# Data excerpts
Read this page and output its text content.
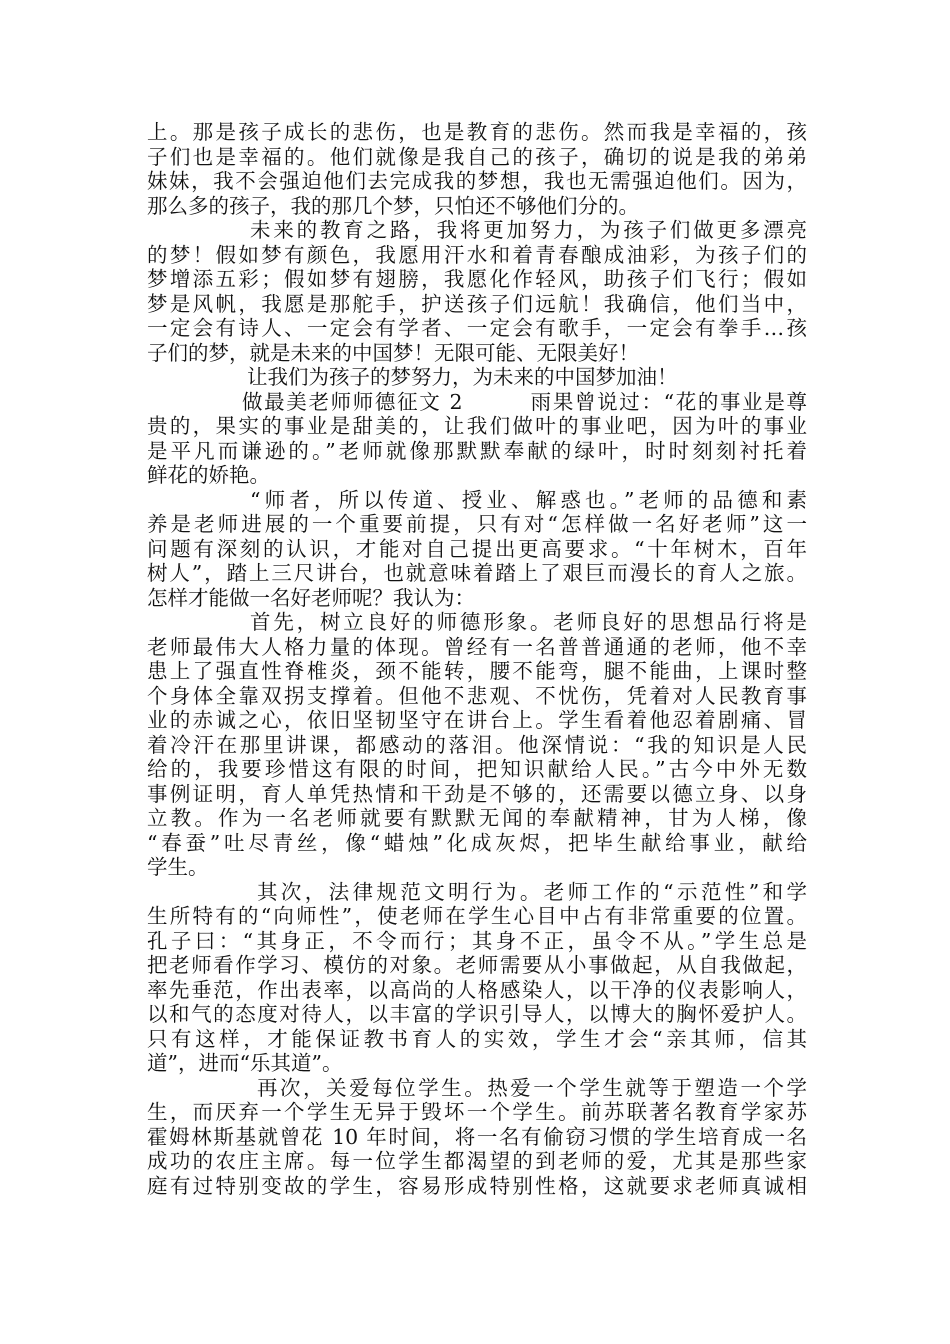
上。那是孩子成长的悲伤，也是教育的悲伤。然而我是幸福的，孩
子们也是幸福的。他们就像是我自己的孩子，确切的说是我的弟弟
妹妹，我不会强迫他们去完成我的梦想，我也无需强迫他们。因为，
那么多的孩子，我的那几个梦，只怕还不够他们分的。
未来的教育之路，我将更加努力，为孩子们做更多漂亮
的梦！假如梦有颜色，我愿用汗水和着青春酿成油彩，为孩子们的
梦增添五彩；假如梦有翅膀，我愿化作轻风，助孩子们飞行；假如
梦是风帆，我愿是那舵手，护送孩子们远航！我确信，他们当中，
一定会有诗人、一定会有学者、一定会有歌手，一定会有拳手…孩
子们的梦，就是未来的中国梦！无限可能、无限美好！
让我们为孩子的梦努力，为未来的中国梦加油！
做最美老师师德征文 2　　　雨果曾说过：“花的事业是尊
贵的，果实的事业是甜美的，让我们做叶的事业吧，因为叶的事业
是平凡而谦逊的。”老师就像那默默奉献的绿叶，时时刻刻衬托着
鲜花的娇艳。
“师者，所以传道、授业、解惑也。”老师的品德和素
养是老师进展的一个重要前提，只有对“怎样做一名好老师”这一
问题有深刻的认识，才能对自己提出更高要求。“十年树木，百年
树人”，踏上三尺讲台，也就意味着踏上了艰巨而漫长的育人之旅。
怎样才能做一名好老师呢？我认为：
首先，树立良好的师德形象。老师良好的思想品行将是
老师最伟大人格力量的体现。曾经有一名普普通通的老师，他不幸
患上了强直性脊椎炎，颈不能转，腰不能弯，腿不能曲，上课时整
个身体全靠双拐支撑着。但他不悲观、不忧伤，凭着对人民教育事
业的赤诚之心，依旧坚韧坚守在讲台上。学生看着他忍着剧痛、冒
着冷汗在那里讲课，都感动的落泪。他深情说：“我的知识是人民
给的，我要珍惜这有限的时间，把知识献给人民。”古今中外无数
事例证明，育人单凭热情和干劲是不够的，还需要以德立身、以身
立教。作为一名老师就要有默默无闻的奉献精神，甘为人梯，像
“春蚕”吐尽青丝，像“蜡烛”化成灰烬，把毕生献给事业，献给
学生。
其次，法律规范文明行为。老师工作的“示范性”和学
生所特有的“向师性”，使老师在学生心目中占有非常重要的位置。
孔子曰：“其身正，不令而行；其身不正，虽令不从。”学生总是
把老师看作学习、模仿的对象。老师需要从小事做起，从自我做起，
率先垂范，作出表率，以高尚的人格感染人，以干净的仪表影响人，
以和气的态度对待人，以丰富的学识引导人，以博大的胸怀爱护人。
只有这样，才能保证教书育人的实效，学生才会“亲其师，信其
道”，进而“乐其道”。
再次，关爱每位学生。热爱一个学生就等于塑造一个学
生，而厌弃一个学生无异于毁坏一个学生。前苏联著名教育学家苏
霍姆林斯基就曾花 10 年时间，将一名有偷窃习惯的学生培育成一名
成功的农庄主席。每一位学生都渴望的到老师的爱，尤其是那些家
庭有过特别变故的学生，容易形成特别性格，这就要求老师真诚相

# Your instructions
Leave out the pictures and copy every record above exactly.

# Right answer
Read this page and output its text content.
上。那是孩子成长的悲伤，也是教育的悲伤。然而我是幸福的，孩
子们也是幸福的。他们就像是我自己的孩子，确切的说是我的弟弟
妹妹，我不会强迫他们去完成我的梦想，我也无需强迫他们。因为，
那么多的孩子，我的那几个梦，只怕还不够他们分的。
未来的教育之路，我将更加努力，为孩子们做更多漂亮
的梦！假如梦有颜色，我愿用汗水和着青春酿成油彩，为孩子们的
梦增添五彩；假如梦有翅膀，我愿化作轻风，助孩子们飞行；假如
梦是风帆，我愿是那舵手，护送孩子们远航！我确信，他们当中，
一定会有诗人、一定会有学者、一定会有歌手，一定会有拳手…孩
子们的梦，就是未来的中国梦！无限可能、无限美好！
让我们为孩子的梦努力，为未来的中国梦加油！
做最美老师师德征文 2　　　雨果曾说过：“花的事业是尊
贵的，果实的事业是甜美的，让我们做叶的事业吧，因为叶的事业
是平凡而谦逊的。”老师就像那默默奉献的绿叶，时时刻刻衬托着
鲜花的娇艳。
“师者，所以传道、授业、解惑也。”老师的品德和素
养是老师进展的一个重要前提，只有对“怎样做一名好老师”这一
问题有深刻的认识，才能对自己提出更高要求。“十年树木，百年
树人”，踏上三尺讲台，也就意味着踏上了艰巨而漫长的育人之旅。
怎样才能做一名好老师呢？我认为：
首先，树立良好的师德形象。老师良好的思想品行将是
老师最伟大人格力量的体现。曾经有一名普普通通的老师，他不幸
患上了强直性脊椎炎，颈不能转，腰不能弯，腿不能曲，上课时整
个身体全靠双拐支撑着。但他不悲观、不忧伤，凭着对人民教育事
业的赤诚之心，依旧坚韧坚守在讲台上。学生看着他忍着剧痛、冒
着冷汗在那里讲课，都感动的落泪。他深情说：“我的知识是人民
给的，我要珍惜这有限的时间，把知识献给人民。”古今中外无数
事例证明，育人单凭热情和干劲是不够的，还需要以德立身、以身
立教。作为一名老师就要有默默无闻的奉献精神，甘为人梯，像
“春蚕”吐尽青丝，像“蜡烛”化成灰烬，把毕生献给事业，献给
学生。
其次，法律规范文明行为。老师工作的“示范性”和学
生所特有的“向师性”，使老师在学生心目中占有非常重要的位置。
孔子曰：“其身正，不令而行；其身不正，虽令不从。”学生总是
把老师看作学习、模仿的对象。老师需要从小事做起，从自我做起，
率先垂范，作出表率，以高尚的人格感染人，以干净的仪表影响人，
以和气的态度对待人，以丰富的学识引导人，以博大的胸怀爱护人。
只有这样，才能保证教书育人的实效，学生才会“亲其师，信其
道”，进而“乐其道”。
再次，关爱每位学生。热爱一个学生就等于塑造一个学
生，而厌弃一个学生无异于毁坏一个学生。前苏联著名教育学家苏
霍姆林斯基就曾花 10 年时间，将一名有偷窃习惯的学生培育成一名
成功的农庄主席。每一位学生都渴望的到老师的爱，尤其是那些家
庭有过特别变故的学生，容易形成特别性格，这就要求老师真诚相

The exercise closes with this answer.